**Text excerpt**:
-------------------------

Incidence and mortality of systemic lupus erythematosus in a southern Chinese population, 2000-2006.J Rheumatol 2008; 35(10):1978-82JR
To study the annual incidence and standardized mortality ratio (SMR) of a longitudinal cohort of Chinese patients with systemic lupus erythematosus (SLE).
Annual numbers of new cases and deaths in a longitudinal cohort of patients with SLE between 2000 and 2006 retrieved from a database were compared with regional population and death rates expected from the annual death statistics maintained by our hospital and population census data.

-------------------------

**Data to examine**:
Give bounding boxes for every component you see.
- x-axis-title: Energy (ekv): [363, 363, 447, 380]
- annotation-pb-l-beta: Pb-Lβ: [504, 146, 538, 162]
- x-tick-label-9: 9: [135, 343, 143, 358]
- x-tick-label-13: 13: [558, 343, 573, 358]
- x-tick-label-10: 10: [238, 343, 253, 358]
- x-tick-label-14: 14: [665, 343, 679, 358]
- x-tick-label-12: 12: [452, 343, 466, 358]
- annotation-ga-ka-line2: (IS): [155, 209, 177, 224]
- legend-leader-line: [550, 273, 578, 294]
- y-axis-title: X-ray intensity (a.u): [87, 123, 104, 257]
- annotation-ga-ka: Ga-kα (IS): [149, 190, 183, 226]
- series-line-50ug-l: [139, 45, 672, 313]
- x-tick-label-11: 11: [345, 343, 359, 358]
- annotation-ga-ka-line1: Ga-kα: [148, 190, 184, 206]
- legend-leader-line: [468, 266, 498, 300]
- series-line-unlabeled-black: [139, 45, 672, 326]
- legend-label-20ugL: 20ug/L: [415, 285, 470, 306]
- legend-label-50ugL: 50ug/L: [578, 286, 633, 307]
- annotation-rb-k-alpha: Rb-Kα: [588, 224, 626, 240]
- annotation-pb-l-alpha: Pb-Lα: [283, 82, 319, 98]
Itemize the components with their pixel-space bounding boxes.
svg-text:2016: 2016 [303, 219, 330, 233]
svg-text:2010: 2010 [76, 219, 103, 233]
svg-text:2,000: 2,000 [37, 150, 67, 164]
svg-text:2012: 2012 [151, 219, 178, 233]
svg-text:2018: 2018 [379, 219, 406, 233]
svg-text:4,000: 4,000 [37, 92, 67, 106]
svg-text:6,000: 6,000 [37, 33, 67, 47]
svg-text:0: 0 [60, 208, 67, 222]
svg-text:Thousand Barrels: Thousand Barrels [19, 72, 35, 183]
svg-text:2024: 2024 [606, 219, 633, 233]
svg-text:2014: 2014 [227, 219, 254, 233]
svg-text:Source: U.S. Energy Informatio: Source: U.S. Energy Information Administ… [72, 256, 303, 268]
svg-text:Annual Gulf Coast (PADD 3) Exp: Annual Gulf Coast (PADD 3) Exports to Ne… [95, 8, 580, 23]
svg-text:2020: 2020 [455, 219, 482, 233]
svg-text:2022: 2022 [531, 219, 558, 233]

-------------------------

**What you need to do**: Retype the passage of the lupus abstract from "Incidence and mortality" up to and including "lupus erythematosus (SLE).".

**Exercise solution**:
Incidence and mortality of systemic lupus erythematosus in a southern Chinese population, 2000-2006.J Rheumatol 2008; 35(10):1978-82JR
To study the annual incidence and standardized mortality ratio (SMR) of a longitudinal cohort of Chinese patients with systemic lupus erythematosus (SLE).